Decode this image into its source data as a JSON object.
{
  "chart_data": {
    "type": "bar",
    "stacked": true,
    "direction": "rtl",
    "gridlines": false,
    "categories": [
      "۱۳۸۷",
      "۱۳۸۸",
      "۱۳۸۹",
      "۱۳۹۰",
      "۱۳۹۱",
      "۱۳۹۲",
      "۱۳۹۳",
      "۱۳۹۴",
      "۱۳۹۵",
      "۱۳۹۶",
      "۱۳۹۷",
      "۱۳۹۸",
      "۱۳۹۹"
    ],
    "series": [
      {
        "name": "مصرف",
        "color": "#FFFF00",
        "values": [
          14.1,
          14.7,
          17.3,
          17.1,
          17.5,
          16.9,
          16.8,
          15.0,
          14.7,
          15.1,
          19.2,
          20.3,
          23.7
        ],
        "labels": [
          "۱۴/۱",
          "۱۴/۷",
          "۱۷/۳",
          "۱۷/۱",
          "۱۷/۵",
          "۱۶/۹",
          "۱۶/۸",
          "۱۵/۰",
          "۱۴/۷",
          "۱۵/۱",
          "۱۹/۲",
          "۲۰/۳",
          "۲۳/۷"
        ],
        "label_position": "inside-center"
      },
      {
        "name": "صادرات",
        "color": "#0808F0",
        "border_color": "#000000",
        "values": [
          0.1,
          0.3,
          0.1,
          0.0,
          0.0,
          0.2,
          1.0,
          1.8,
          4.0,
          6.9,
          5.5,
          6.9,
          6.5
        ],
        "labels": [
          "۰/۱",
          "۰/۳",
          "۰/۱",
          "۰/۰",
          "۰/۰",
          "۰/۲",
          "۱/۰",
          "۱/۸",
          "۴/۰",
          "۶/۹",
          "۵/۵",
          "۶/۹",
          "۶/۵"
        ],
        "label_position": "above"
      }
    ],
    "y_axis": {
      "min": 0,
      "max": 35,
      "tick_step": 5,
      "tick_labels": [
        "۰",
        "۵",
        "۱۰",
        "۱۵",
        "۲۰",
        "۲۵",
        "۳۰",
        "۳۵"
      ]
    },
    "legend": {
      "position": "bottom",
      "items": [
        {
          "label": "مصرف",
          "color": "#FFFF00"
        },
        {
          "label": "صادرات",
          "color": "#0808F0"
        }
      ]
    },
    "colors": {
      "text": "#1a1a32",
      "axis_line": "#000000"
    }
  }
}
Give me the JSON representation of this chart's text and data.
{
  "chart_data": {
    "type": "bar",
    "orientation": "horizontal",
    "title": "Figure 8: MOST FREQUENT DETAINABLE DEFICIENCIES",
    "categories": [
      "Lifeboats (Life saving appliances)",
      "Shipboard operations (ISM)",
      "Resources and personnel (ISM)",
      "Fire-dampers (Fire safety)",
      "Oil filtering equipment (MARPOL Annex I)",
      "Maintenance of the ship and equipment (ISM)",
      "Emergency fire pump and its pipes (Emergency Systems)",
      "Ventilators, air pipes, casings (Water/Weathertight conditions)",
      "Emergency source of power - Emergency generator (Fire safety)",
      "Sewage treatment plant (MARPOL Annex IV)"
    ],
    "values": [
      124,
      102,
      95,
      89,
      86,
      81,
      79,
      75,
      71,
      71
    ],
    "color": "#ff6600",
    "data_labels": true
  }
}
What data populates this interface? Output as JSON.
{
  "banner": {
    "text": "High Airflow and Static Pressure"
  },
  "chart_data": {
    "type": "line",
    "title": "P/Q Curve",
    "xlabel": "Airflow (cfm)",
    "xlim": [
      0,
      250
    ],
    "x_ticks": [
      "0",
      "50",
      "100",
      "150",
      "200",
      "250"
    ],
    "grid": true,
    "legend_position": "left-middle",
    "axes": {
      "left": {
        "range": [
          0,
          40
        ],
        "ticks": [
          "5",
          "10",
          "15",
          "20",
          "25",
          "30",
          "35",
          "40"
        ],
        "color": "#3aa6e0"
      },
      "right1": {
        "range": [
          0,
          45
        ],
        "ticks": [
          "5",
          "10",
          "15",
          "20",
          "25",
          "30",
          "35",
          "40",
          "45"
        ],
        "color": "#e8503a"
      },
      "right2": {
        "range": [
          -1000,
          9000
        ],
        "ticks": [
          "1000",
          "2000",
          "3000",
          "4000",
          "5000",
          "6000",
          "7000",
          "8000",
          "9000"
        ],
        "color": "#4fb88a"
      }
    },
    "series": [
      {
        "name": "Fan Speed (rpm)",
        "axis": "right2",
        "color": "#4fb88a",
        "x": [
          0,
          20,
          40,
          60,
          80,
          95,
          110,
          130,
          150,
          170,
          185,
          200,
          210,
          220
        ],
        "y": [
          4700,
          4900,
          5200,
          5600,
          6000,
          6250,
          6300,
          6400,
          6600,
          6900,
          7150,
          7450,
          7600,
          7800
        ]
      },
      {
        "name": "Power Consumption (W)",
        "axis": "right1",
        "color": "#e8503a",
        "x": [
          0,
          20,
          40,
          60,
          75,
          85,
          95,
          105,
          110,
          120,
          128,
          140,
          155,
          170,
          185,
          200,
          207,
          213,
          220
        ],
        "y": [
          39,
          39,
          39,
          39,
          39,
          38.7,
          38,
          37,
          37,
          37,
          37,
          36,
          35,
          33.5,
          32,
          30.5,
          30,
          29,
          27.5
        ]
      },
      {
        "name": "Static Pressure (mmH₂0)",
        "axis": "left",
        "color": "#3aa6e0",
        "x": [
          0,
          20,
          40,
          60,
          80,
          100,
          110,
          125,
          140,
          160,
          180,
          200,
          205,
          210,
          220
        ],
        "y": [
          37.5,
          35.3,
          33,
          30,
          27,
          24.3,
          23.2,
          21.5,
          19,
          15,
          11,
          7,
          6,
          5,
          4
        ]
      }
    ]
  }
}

= = =

> **What you need to do**
Nothing should be changed: write out all of the data as is.

> **Exercise solution**
Decode this image into its source data as a JSON object.
{
  "chart_data": {
    "type": "bar",
    "stacked": true,
    "direction": "rtl",
    "gridlines": false,
    "categories": [
      "۱۳۸۷",
      "۱۳۸۸",
      "۱۳۸۹",
      "۱۳۹۰",
      "۱۳۹۱",
      "۱۳۹۲",
      "۱۳۹۳",
      "۱۳۹۴",
      "۱۳۹۵",
      "۱۳۹۶",
      "۱۳۹۷",
      "۱۳۹۸",
      "۱۳۹۹"
    ],
    "series": [
      {
        "name": "مصرف",
        "color": "#FFFF00",
        "values": [
          14.1,
          14.7,
          17.3,
          17.1,
          17.5,
          16.9,
          16.8,
          15.0,
          14.7,
          15.1,
          19.2,
          20.3,
          23.7
        ],
        "labels": [
          "۱۴/۱",
          "۱۴/۷",
          "۱۷/۳",
          "۱۷/۱",
          "۱۷/۵",
          "۱۶/۹",
          "۱۶/۸",
          "۱۵/۰",
          "۱۴/۷",
          "۱۵/۱",
          "۱۹/۲",
          "۲۰/۳",
          "۲۳/۷"
        ],
        "label_position": "inside-center"
      },
      {
        "name": "صادرات",
        "color": "#0808F0",
        "border_color": "#000000",
        "values": [
          0.1,
          0.3,
          0.1,
          0.0,
          0.0,
          0.2,
          1.0,
          1.8,
          4.0,
          6.9,
          5.5,
          6.9,
          6.5
        ],
        "labels": [
          "۰/۱",
          "۰/۳",
          "۰/۱",
          "۰/۰",
          "۰/۰",
          "۰/۲",
          "۱/۰",
          "۱/۸",
          "۴/۰",
          "۶/۹",
          "۵/۵",
          "۶/۹",
          "۶/۵"
        ],
        "label_position": "above"
      }
    ],
    "y_axis": {
      "min": 0,
      "max": 35,
      "tick_step": 5,
      "tick_labels": [
        "۰",
        "۵",
        "۱۰",
        "۱۵",
        "۲۰",
        "۲۵",
        "۳۰",
        "۳۵"
      ]
    },
    "legend": {
      "position": "bottom",
      "items": [
        {
          "label": "مصرف",
          "color": "#FFFF00"
        },
        {
          "label": "صادرات",
          "color": "#0808F0"
        }
      ]
    },
    "colors": {
      "text": "#1a1a32",
      "axis_line": "#000000"
    }
  }
}
Give me the JSON representation of this chart's text and data.
{
  "chart_data": {
    "type": "bar",
    "orientation": "horizontal",
    "title": "Figure 8: MOST FREQUENT DETAINABLE DEFICIENCIES",
    "categories": [
      "Lifeboats (Life saving appliances)",
      "Shipboard operations (ISM)",
      "Resources and personnel (ISM)",
      "Fire-dampers (Fire safety)",
      "Oil filtering equipment (MARPOL Annex I)",
      "Maintenance of the ship and equipment (ISM)",
      "Emergency fire pump and its pipes (Emergency Systems)",
      "Ventilators, air pipes, casings (Water/Weathertight conditions)",
      "Emergency source of power - Emergency generator (Fire safety)",
      "Sewage treatment plant (MARPOL Annex IV)"
    ],
    "values": [
      124,
      102,
      95,
      89,
      86,
      81,
      79,
      75,
      71,
      71
    ],
    "color": "#ff6600",
    "data_labels": true
  }
}
What data populates this interface? Output as JSON.
{
  "banner": {
    "text": "High Airflow and Static Pressure"
  },
  "chart_data": {
    "type": "line",
    "title": "P/Q Curve",
    "xlabel": "Airflow (cfm)",
    "xlim": [
      0,
      250
    ],
    "x_ticks": [
      "0",
      "50",
      "100",
      "150",
      "200",
      "250"
    ],
    "grid": true,
    "legend_position": "left-middle",
    "axes": {
      "left": {
        "range": [
          0,
          40
        ],
        "ticks": [
          "5",
          "10",
          "15",
          "20",
          "25",
          "30",
          "35",
          "40"
        ],
        "color": "#3aa6e0"
      },
      "right1": {
        "range": [
          0,
          45
        ],
        "ticks": [
          "5",
          "10",
          "15",
          "20",
          "25",
          "30",
          "35",
          "40",
          "45"
        ],
        "color": "#e8503a"
      },
      "right2": {
        "range": [
          -1000,
          9000
        ],
        "ticks": [
          "1000",
          "2000",
          "3000",
          "4000",
          "5000",
          "6000",
          "7000",
          "8000",
          "9000"
        ],
        "color": "#4fb88a"
      }
    },
    "series": [
      {
        "name": "Fan Speed (rpm)",
        "axis": "right2",
        "color": "#4fb88a",
        "x": [
          0,
          20,
          40,
          60,
          80,
          95,
          110,
          130,
          150,
          170,
          185,
          200,
          210,
          220
        ],
        "y": [
          4700,
          4900,
          5200,
          5600,
          6000,
          6250,
          6300,
          6400,
          6600,
          6900,
          7150,
          7450,
          7600,
          7800
        ]
      },
      {
        "name": "Power Consumption (W)",
        "axis": "right1",
        "color": "#e8503a",
        "x": [
          0,
          20,
          40,
          60,
          75,
          85,
          95,
          105,
          110,
          120,
          128,
          140,
          155,
          170,
          185,
          200,
          207,
          213,
          220
        ],
        "y": [
          39,
          39,
          39,
          39,
          39,
          38.7,
          38,
          37,
          37,
          37,
          37,
          36,
          35,
          33.5,
          32,
          30.5,
          30,
          29,
          27.5
        ]
      },
      {
        "name": "Static Pressure (mmH₂0)",
        "axis": "left",
        "color": "#3aa6e0",
        "x": [
          0,
          20,
          40,
          60,
          80,
          100,
          110,
          125,
          140,
          160,
          180,
          200,
          205,
          210,
          220
        ],
        "y": [
          37.5,
          35.3,
          33,
          30,
          27,
          24.3,
          23.2,
          21.5,
          19,
          15,
          11,
          7,
          6,
          5,
          4
        ]
      }
    ]
  }
}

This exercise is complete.